_Exercise aim_
Would you restate, exactly as they appear, the lines from the one containing "Extract all readable text from this page." through the end of the data below?

BEGIN

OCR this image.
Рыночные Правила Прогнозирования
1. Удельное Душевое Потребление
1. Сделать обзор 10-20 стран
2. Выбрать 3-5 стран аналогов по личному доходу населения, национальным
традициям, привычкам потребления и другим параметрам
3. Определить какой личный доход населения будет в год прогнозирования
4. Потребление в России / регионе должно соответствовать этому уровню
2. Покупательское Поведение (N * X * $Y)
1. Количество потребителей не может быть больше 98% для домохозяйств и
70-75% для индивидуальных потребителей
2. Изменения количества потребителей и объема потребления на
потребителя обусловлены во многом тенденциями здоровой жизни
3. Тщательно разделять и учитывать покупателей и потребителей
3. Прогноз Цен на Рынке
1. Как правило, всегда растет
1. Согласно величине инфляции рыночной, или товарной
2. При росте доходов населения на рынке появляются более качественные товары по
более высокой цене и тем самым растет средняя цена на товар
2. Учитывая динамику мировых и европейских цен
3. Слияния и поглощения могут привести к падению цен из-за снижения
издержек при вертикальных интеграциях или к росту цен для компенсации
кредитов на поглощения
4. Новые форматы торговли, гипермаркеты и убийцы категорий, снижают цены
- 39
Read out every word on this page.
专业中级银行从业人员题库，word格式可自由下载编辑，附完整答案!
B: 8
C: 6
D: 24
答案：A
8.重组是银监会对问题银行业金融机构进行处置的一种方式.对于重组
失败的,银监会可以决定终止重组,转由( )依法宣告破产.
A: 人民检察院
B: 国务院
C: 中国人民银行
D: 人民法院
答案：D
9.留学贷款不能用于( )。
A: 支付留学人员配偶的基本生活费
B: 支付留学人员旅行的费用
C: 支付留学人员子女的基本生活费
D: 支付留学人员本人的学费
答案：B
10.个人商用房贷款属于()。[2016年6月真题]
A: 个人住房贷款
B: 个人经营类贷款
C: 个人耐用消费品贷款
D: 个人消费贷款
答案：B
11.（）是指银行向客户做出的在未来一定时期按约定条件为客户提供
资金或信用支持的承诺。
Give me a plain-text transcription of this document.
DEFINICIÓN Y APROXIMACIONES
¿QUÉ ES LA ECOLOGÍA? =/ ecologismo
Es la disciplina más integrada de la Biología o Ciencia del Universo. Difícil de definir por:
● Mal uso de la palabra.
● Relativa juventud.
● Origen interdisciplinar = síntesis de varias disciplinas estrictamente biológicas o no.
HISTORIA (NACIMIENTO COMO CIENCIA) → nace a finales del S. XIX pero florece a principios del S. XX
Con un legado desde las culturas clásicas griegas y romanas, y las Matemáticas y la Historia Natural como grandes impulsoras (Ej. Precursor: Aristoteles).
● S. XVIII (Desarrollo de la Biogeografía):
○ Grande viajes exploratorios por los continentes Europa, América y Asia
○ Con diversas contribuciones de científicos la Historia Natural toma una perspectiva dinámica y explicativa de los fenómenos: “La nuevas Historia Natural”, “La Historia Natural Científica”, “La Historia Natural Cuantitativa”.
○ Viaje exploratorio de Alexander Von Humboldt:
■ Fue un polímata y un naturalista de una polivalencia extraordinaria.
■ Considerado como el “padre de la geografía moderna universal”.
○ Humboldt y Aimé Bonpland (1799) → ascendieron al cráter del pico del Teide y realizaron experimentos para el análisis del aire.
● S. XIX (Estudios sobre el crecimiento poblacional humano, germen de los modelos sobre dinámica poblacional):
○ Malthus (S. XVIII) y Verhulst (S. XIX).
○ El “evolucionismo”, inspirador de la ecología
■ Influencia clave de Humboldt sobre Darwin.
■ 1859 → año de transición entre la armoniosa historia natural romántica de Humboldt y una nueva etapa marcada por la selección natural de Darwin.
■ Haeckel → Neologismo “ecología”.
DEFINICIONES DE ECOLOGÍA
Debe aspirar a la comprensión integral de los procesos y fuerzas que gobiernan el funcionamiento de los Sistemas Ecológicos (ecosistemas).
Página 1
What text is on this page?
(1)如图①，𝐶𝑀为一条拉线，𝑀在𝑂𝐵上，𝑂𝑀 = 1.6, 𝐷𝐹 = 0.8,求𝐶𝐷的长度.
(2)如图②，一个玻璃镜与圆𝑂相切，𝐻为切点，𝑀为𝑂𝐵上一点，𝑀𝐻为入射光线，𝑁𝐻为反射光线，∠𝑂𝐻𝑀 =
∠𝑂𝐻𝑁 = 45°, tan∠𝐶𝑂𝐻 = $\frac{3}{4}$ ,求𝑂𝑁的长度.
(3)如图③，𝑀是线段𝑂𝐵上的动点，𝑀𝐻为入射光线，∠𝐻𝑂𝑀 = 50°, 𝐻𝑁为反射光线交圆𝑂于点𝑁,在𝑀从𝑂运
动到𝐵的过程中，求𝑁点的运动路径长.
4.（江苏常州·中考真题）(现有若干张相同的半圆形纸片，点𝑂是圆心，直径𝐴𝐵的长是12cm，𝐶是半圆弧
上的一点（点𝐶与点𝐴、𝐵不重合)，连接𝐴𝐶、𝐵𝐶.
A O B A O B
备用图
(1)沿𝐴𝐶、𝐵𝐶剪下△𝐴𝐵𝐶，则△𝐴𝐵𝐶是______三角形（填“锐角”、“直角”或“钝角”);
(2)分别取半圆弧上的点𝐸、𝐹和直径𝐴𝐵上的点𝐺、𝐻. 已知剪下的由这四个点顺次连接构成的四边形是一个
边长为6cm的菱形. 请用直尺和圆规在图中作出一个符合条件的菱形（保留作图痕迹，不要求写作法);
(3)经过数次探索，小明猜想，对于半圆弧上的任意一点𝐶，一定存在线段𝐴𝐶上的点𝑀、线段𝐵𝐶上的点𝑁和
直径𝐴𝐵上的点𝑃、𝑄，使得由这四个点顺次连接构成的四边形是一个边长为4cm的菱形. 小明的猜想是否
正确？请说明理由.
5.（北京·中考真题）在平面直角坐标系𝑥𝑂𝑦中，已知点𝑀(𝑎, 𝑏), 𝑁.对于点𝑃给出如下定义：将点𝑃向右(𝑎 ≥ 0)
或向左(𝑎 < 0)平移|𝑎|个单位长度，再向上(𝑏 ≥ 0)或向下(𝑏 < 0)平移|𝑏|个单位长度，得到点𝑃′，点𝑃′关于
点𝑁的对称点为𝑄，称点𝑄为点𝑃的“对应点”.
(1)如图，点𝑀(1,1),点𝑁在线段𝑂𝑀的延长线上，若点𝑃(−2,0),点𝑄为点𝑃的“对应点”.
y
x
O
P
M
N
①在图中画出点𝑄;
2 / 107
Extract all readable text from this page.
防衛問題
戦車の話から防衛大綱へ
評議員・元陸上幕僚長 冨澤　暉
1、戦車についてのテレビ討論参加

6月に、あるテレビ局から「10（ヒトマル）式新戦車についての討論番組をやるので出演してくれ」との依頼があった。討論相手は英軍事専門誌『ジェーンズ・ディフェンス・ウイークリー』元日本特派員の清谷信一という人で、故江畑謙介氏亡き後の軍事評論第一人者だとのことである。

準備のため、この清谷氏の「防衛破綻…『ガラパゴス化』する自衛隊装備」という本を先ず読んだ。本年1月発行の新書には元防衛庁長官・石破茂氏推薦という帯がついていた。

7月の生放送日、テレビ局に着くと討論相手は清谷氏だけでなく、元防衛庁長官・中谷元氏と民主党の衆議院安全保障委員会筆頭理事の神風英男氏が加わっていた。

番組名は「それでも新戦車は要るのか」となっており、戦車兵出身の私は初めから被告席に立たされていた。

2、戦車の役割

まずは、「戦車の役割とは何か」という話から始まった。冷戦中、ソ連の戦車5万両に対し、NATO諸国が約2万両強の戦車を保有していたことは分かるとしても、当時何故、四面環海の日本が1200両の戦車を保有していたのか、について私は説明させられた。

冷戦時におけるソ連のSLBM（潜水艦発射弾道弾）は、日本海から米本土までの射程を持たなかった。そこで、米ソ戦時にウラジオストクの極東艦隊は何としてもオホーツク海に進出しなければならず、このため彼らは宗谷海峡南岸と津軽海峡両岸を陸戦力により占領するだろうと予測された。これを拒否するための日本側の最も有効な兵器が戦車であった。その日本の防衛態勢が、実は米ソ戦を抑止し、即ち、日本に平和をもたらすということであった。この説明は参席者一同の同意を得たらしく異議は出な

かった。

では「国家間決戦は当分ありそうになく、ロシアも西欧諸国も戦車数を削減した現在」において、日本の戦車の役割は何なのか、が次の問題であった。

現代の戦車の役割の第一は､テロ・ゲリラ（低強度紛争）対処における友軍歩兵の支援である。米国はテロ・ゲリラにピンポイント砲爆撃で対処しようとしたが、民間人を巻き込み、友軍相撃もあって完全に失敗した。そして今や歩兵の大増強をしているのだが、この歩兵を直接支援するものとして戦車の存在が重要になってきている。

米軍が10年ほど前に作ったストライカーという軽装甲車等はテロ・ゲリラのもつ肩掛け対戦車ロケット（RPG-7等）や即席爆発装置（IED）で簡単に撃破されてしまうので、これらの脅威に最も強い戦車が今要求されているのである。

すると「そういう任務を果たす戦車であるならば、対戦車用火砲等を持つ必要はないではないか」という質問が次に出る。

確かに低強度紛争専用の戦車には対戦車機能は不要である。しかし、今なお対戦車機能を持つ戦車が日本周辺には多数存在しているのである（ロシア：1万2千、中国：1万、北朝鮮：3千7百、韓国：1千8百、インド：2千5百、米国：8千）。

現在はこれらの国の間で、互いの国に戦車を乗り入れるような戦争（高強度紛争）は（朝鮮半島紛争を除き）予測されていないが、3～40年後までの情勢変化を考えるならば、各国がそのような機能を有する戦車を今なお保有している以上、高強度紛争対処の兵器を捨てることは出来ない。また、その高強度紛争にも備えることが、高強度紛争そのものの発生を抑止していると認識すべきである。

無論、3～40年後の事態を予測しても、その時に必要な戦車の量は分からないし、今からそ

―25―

END

_Expected output_
Extract all readable text from this page.
防衛問題
戦車の話から防衛大綱へ
評議員・元陸上幕僚長 冨澤　暉
1、戦車についてのテレビ討論参加

6月に、あるテレビ局から「10（ヒトマル）式新戦車についての討論番組をやるので出演してくれ」との依頼があった。討論相手は英軍事専門誌『ジェーンズ・ディフェンス・ウイークリー』元日本特派員の清谷信一という人で、故江畑謙介氏亡き後の軍事評論第一人者だとのことである。

準備のため、この清谷氏の「防衛破綻…『ガラパゴス化』する自衛隊装備」という本を先ず読んだ。本年1月発行の新書には元防衛庁長官・石破茂氏推薦という帯がついていた。

7月の生放送日、テレビ局に着くと討論相手は清谷氏だけでなく、元防衛庁長官・中谷元氏と民主党の衆議院安全保障委員会筆頭理事の神風英男氏が加わっていた。

番組名は「それでも新戦車は要るのか」となっており、戦車兵出身の私は初めから被告席に立たされていた。

2、戦車の役割

まずは、「戦車の役割とは何か」という話から始まった。冷戦中、ソ連の戦車5万両に対し、NATO諸国が約2万両強の戦車を保有していたことは分かるとしても、当時何故、四面環海の日本が1200両の戦車を保有していたのか、について私は説明させられた。

冷戦時におけるソ連のSLBM（潜水艦発射弾道弾）は、日本海から米本土までの射程を持たなかった。そこで、米ソ戦時にウラジオストクの極東艦隊は何としてもオホーツク海に進出しなければならず、このため彼らは宗谷海峡南岸と津軽海峡両岸を陸戦力により占領するだろうと予測された。これを拒否するための日本側の最も有効な兵器が戦車であった。その日本の防衛態勢が、実は米ソ戦を抑止し、即ち、日本に平和をもたらすということであった。この説明は参席者一同の同意を得たらしく異議は出な

かった。

では「国家間決戦は当分ありそうになく、ロシアも西欧諸国も戦車数を削減した現在」において、日本の戦車の役割は何なのか、が次の問題であった。

現代の戦車の役割の第一は､テロ・ゲリラ（低強度紛争）対処における友軍歩兵の支援である。米国はテロ・ゲリラにピンポイント砲爆撃で対処しようとしたが、民間人を巻き込み、友軍相撃もあって完全に失敗した。そして今や歩兵の大増強をしているのだが、この歩兵を直接支援するものとして戦車の存在が重要になってきている。

米軍が10年ほど前に作ったストライカーという軽装甲車等はテロ・ゲリラのもつ肩掛け対戦車ロケット（RPG-7等）や即席爆発装置（IED）で簡単に撃破されてしまうので、これらの脅威に最も強い戦車が今要求されているのである。

すると「そういう任務を果たす戦車であるならば、対戦車用火砲等を持つ必要はないではないか」という質問が次に出る。

確かに低強度紛争専用の戦車には対戦車機能は不要である。しかし、今なお対戦車機能を持つ戦車が日本周辺には多数存在しているのである（ロシア：1万2千、中国：1万、北朝鮮：3千7百、韓国：1千8百、インド：2千5百、米国：8千）。

現在はこれらの国の間で、互いの国に戦車を乗り入れるような戦争（高強度紛争）は（朝鮮半島紛争を除き）予測されていないが、3～40年後までの情勢変化を考えるならば、各国がそのような機能を有する戦車を今なお保有している以上、高強度紛争対処の兵器を捨てることは出来ない。また、その高強度紛争にも備えることが、高強度紛争そのものの発生を抑止していると認識すべきである。

無論、3～40年後の事態を予測しても、その時に必要な戦車の量は分からないし、今からそ

―25―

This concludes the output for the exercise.